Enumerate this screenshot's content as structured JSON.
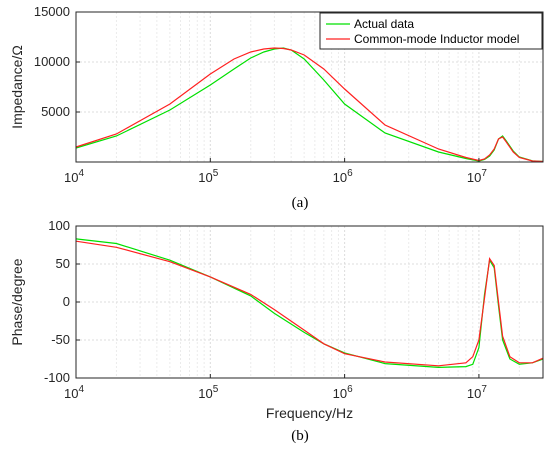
{
  "chart_data": [
    {
      "type": "line",
      "panel_label": "(a)",
      "xlabel": "",
      "ylabel": "Impedance/Ω",
      "xscale": "log",
      "xlim": [
        10000,
        30000000
      ],
      "ylim": [
        0,
        15000
      ],
      "x_ticks": [
        {
          "base": "10",
          "exp": "4",
          "value": 10000
        },
        {
          "base": "10",
          "exp": "5",
          "value": 100000
        },
        {
          "base": "10",
          "exp": "6",
          "value": 1000000
        },
        {
          "base": "10",
          "exp": "7",
          "value": 10000000
        }
      ],
      "y_ticks": [
        "5000",
        "10000",
        "15000"
      ],
      "grid": true,
      "legend_position": "top-right",
      "series": [
        {
          "name": "Actual data",
          "color": "#00e000",
          "x": [
            10000,
            20000,
            50000,
            100000,
            150000,
            200000,
            250000,
            300000,
            350000,
            400000,
            500000,
            700000,
            1000000,
            2000000,
            5000000,
            8000000,
            10000000,
            11000000,
            12000000,
            13000000,
            14000000,
            15000000,
            16000000,
            18000000,
            20000000,
            25000000,
            30000000
          ],
          "y": [
            1400,
            2600,
            5200,
            7700,
            9300,
            10400,
            11000,
            11300,
            11400,
            11200,
            10300,
            8200,
            5800,
            2900,
            1000,
            350,
            100,
            250,
            600,
            1200,
            2300,
            2600,
            2100,
            1100,
            500,
            120,
            50
          ]
        },
        {
          "name": "Common-mode Inductor model",
          "color": "#ff2020",
          "x": [
            10000,
            20000,
            50000,
            100000,
            150000,
            200000,
            250000,
            300000,
            350000,
            400000,
            500000,
            700000,
            1000000,
            2000000,
            5000000,
            8000000,
            10000000,
            11000000,
            12000000,
            13000000,
            14000000,
            15000000,
            16000000,
            18000000,
            20000000,
            25000000,
            30000000
          ],
          "y": [
            1500,
            2800,
            5800,
            8800,
            10300,
            11000,
            11300,
            11400,
            11350,
            11200,
            10700,
            9300,
            7300,
            3700,
            1300,
            450,
            150,
            300,
            700,
            1300,
            2300,
            2500,
            2000,
            1000,
            450,
            100,
            50
          ]
        }
      ]
    },
    {
      "type": "line",
      "panel_label": "(b)",
      "xlabel": "Frequency/Hz",
      "ylabel": "Phase/degree",
      "xscale": "log",
      "xlim": [
        10000,
        30000000
      ],
      "ylim": [
        -100,
        100
      ],
      "x_ticks": [
        {
          "base": "10",
          "exp": "4",
          "value": 10000
        },
        {
          "base": "10",
          "exp": "5",
          "value": 100000
        },
        {
          "base": "10",
          "exp": "6",
          "value": 1000000
        },
        {
          "base": "10",
          "exp": "7",
          "value": 10000000
        }
      ],
      "y_ticks": [
        "-100",
        "-50",
        "0",
        "50",
        "100"
      ],
      "grid": true,
      "series": [
        {
          "name": "Actual data",
          "color": "#00e000",
          "x": [
            10000,
            20000,
            50000,
            100000,
            200000,
            300000,
            500000,
            700000,
            1000000,
            2000000,
            5000000,
            8000000,
            9000000,
            10000000,
            11000000,
            12000000,
            13000000,
            14000000,
            15000000,
            17000000,
            20000000,
            25000000,
            30000000
          ],
          "y": [
            83,
            77,
            55,
            33,
            8,
            -15,
            -40,
            -55,
            -67,
            -81,
            -86,
            -85,
            -82,
            -60,
            10,
            55,
            45,
            -5,
            -50,
            -75,
            -82,
            -80,
            -75
          ]
        },
        {
          "name": "Common-mode Inductor model",
          "color": "#ff2020",
          "x": [
            10000,
            20000,
            50000,
            100000,
            200000,
            300000,
            500000,
            700000,
            1000000,
            2000000,
            5000000,
            8000000,
            9000000,
            10000000,
            11000000,
            12000000,
            13000000,
            14000000,
            15000000,
            17000000,
            20000000,
            25000000,
            30000000
          ],
          "y": [
            80,
            72,
            53,
            33,
            10,
            -10,
            -37,
            -55,
            -68,
            -79,
            -84,
            -80,
            -72,
            -50,
            5,
            57,
            48,
            0,
            -45,
            -72,
            -80,
            -80,
            -74
          ]
        }
      ]
    }
  ]
}
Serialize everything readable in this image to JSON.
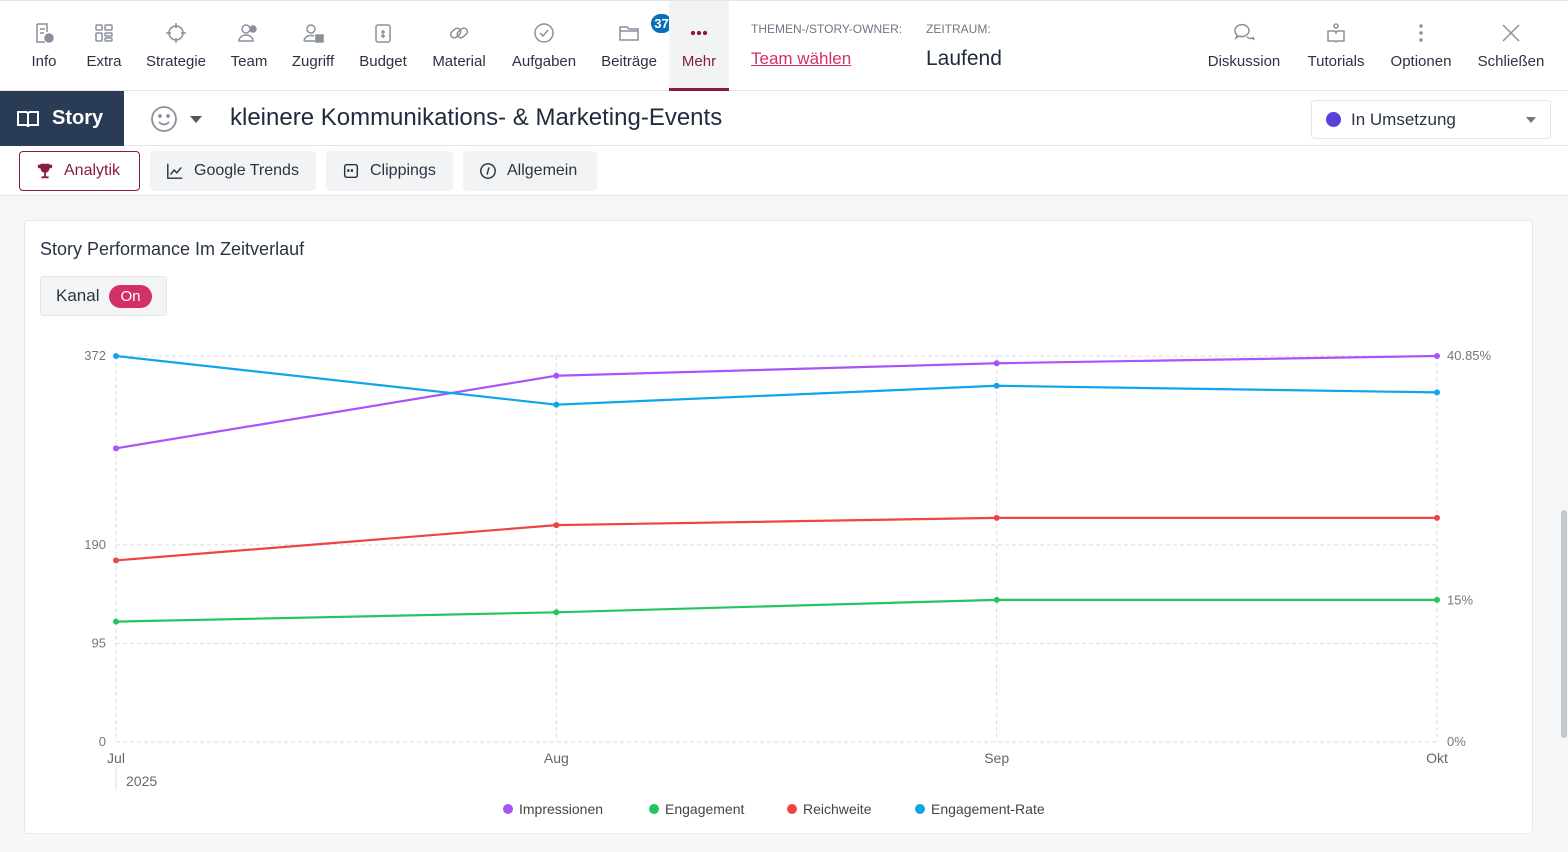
{
  "nav": [
    {
      "label": "Info",
      "icon": "info-doc-icon"
    },
    {
      "label": "Extra",
      "icon": "grid-icon"
    },
    {
      "label": "Strategie",
      "icon": "crosshair-icon"
    },
    {
      "label": "Team",
      "icon": "team-icon"
    },
    {
      "label": "Zugriff",
      "icon": "user-lock-icon"
    },
    {
      "label": "Budget",
      "icon": "budget-icon"
    },
    {
      "label": "Material",
      "icon": "link-icon"
    },
    {
      "label": "Aufgaben",
      "icon": "check-circle-icon"
    },
    {
      "label": "Beiträge",
      "icon": "folder-icon",
      "badge": "37"
    },
    {
      "label": "Mehr",
      "icon": "more-icon"
    }
  ],
  "owner": {
    "label": "THEMEN-/STORY-OWNER:",
    "value": "Team wählen"
  },
  "period": {
    "label": "ZEITRAUM:",
    "value": "Laufend"
  },
  "actions": [
    {
      "label": "Diskussion"
    },
    {
      "label": "Tutorials"
    },
    {
      "label": "Optionen"
    },
    {
      "label": "Schließen"
    }
  ],
  "story": {
    "label": "Story",
    "title": "kleinere Kommunikations- & Marketing-Events",
    "status": "In Umsetzung",
    "status_color": "#5b3fd9"
  },
  "tabs": [
    {
      "label": "Analytik"
    },
    {
      "label": "Google Trends"
    },
    {
      "label": "Clippings"
    },
    {
      "label": "Allgemein"
    }
  ],
  "card": {
    "title": "Story Performance Im Zeitverlauf",
    "toggle_label": "Kanal",
    "toggle_value": "On"
  },
  "chart_data": {
    "type": "line",
    "categories": [
      "Jul",
      "Aug",
      "Sep",
      "Okt"
    ],
    "year_label": "2025",
    "y_left": {
      "ticks": [
        "0",
        "95",
        "190",
        "372"
      ],
      "tick_values": [
        0,
        95,
        190,
        372
      ],
      "range": [
        0,
        372
      ]
    },
    "y_right": {
      "ticks": [
        "0%",
        "15%",
        "40.85%"
      ],
      "tick_values": [
        0,
        15,
        40.85
      ],
      "range": [
        0,
        40.85
      ]
    },
    "series": [
      {
        "name": "Impressionen",
        "color": "#a855f7",
        "axis": "left",
        "values": [
          283,
          353,
          365,
          372
        ]
      },
      {
        "name": "Engagement",
        "color": "#22c55e",
        "axis": "left",
        "values": [
          116,
          125,
          137,
          137
        ]
      },
      {
        "name": "Reichweite",
        "color": "#ef4444",
        "axis": "left",
        "values": [
          175,
          209,
          216,
          216
        ]
      },
      {
        "name": "Engagement-Rate",
        "color": "#0ea5e9",
        "axis": "right",
        "values": [
          40.85,
          35.7,
          37.7,
          37.0
        ]
      }
    ],
    "legend": "bottom-center",
    "grid": true
  }
}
◆ ◆ ◆
> **STATED TASK**
Leave the pictures out, and print every line of the listing exactly as written.

> **EXERCISE OUTPUT**
Enumerate this screenshot's content as structured JSON.
{
  "chart_data": [
    {
      "type": "line",
      "panel_label": "(a)",
      "xlabel": "",
      "ylabel": "Impedance/Ω",
      "xscale": "log",
      "xlim": [
        10000,
        30000000
      ],
      "ylim": [
        0,
        15000
      ],
      "x_ticks": [
        {
          "base": "10",
          "exp": "4",
          "value": 10000
        },
        {
          "base": "10",
          "exp": "5",
          "value": 100000
        },
        {
          "base": "10",
          "exp": "6",
          "value": 1000000
        },
        {
          "base": "10",
          "exp": "7",
          "value": 10000000
        }
      ],
      "y_ticks": [
        "5000",
        "10000",
        "15000"
      ],
      "grid": true,
      "legend_position": "top-right",
      "series": [
        {
          "name": "Actual data",
          "color": "#00e000",
          "x": [
            10000,
            20000,
            50000,
            100000,
            150000,
            200000,
            250000,
            300000,
            350000,
            400000,
            500000,
            700000,
            1000000,
            2000000,
            5000000,
            8000000,
            10000000,
            11000000,
            12000000,
            13000000,
            14000000,
            15000000,
            16000000,
            18000000,
            20000000,
            25000000,
            30000000
          ],
          "y": [
            1400,
            2600,
            5200,
            7700,
            9300,
            10400,
            11000,
            11300,
            11400,
            11200,
            10300,
            8200,
            5800,
            2900,
            1000,
            350,
            100,
            250,
            600,
            1200,
            2300,
            2600,
            2100,
            1100,
            500,
            120,
            50
          ]
        },
        {
          "name": "Common-mode Inductor model",
          "color": "#ff2020",
          "x": [
            10000,
            20000,
            50000,
            100000,
            150000,
            200000,
            250000,
            300000,
            350000,
            400000,
            500000,
            700000,
            1000000,
            2000000,
            5000000,
            8000000,
            10000000,
            11000000,
            12000000,
            13000000,
            14000000,
            15000000,
            16000000,
            18000000,
            20000000,
            25000000,
            30000000
          ],
          "y": [
            1500,
            2800,
            5800,
            8800,
            10300,
            11000,
            11300,
            11400,
            11350,
            11200,
            10700,
            9300,
            7300,
            3700,
            1300,
            450,
            150,
            300,
            700,
            1300,
            2300,
            2500,
            2000,
            1000,
            450,
            100,
            50
          ]
        }
      ]
    },
    {
      "type": "line",
      "panel_label": "(b)",
      "xlabel": "Frequency/Hz",
      "ylabel": "Phase/degree",
      "xscale": "log",
      "xlim": [
        10000,
        30000000
      ],
      "ylim": [
        -100,
        100
      ],
      "x_ticks": [
        {
          "base": "10",
          "exp": "4",
          "value": 10000
        },
        {
          "base": "10",
          "exp": "5",
          "value": 100000
        },
        {
          "base": "10",
          "exp": "6",
          "value": 1000000
        },
        {
          "base": "10",
          "exp": "7",
          "value": 10000000
        }
      ],
      "y_ticks": [
        "-100",
        "-50",
        "0",
        "50",
        "100"
      ],
      "grid": true,
      "series": [
        {
          "name": "Actual data",
          "color": "#00e000",
          "x": [
            10000,
            20000,
            50000,
            100000,
            200000,
            300000,
            500000,
            700000,
            1000000,
            2000000,
            5000000,
            8000000,
            9000000,
            10000000,
            11000000,
            12000000,
            13000000,
            14000000,
            15000000,
            17000000,
            20000000,
            25000000,
            30000000
          ],
          "y": [
            83,
            77,
            55,
            33,
            8,
            -15,
            -40,
            -55,
            -67,
            -81,
            -86,
            -85,
            -82,
            -60,
            10,
            55,
            45,
            -5,
            -50,
            -75,
            -82,
            -80,
            -75
          ]
        },
        {
          "name": "Common-mode Inductor model",
          "color": "#ff2020",
          "x": [
            10000,
            20000,
            50000,
            100000,
            200000,
            300000,
            500000,
            700000,
            1000000,
            2000000,
            5000000,
            8000000,
            9000000,
            10000000,
            11000000,
            12000000,
            13000000,
            14000000,
            15000000,
            17000000,
            20000000,
            25000000,
            30000000
          ],
          "y": [
            80,
            72,
            53,
            33,
            10,
            -10,
            -37,
            -55,
            -68,
            -79,
            -84,
            -80,
            -72,
            -50,
            5,
            57,
            48,
            0,
            -45,
            -72,
            -80,
            -80,
            -74
          ]
        }
      ]
    }
  ]
}
Serialize everything readable in this image to JSON.
{
  "nav": [
    {
      "label": "Info",
      "icon": "info-doc-icon"
    },
    {
      "label": "Extra",
      "icon": "grid-icon"
    },
    {
      "label": "Strategie",
      "icon": "crosshair-icon"
    },
    {
      "label": "Team",
      "icon": "team-icon"
    },
    {
      "label": "Zugriff",
      "icon": "user-lock-icon"
    },
    {
      "label": "Budget",
      "icon": "budget-icon"
    },
    {
      "label": "Material",
      "icon": "link-icon"
    },
    {
      "label": "Aufgaben",
      "icon": "check-circle-icon"
    },
    {
      "label": "Beiträge",
      "icon": "folder-icon",
      "badge": "37"
    },
    {
      "label": "Mehr",
      "icon": "more-icon"
    }
  ],
  "owner": {
    "label": "THEMEN-/STORY-OWNER:",
    "value": "Team wählen"
  },
  "period": {
    "label": "ZEITRAUM:",
    "value": "Laufend"
  },
  "actions": [
    {
      "label": "Diskussion"
    },
    {
      "label": "Tutorials"
    },
    {
      "label": "Optionen"
    },
    {
      "label": "Schließen"
    }
  ],
  "story": {
    "label": "Story",
    "title": "kleinere Kommunikations- & Marketing-Events",
    "status": "In Umsetzung",
    "status_color": "#5b3fd9"
  },
  "tabs": [
    {
      "label": "Analytik"
    },
    {
      "label": "Google Trends"
    },
    {
      "label": "Clippings"
    },
    {
      "label": "Allgemein"
    }
  ],
  "card": {
    "title": "Story Performance Im Zeitverlauf",
    "toggle_label": "Kanal",
    "toggle_value": "On"
  },
  "chart_data": {
    "type": "line",
    "categories": [
      "Jul",
      "Aug",
      "Sep",
      "Okt"
    ],
    "year_label": "2025",
    "y_left": {
      "ticks": [
        "0",
        "95",
        "190",
        "372"
      ],
      "tick_values": [
        0,
        95,
        190,
        372
      ],
      "range": [
        0,
        372
      ]
    },
    "y_right": {
      "ticks": [
        "0%",
        "15%",
        "40.85%"
      ],
      "tick_values": [
        0,
        15,
        40.85
      ],
      "range": [
        0,
        40.85
      ]
    },
    "series": [
      {
        "name": "Impressionen",
        "color": "#a855f7",
        "axis": "left",
        "values": [
          283,
          353,
          365,
          372
        ]
      },
      {
        "name": "Engagement",
        "color": "#22c55e",
        "axis": "left",
        "values": [
          116,
          125,
          137,
          137
        ]
      },
      {
        "name": "Reichweite",
        "color": "#ef4444",
        "axis": "left",
        "values": [
          175,
          209,
          216,
          216
        ]
      },
      {
        "name": "Engagement-Rate",
        "color": "#0ea5e9",
        "axis": "right",
        "values": [
          40.85,
          35.7,
          37.7,
          37.0
        ]
      }
    ],
    "legend": "bottom-center",
    "grid": true
  }
}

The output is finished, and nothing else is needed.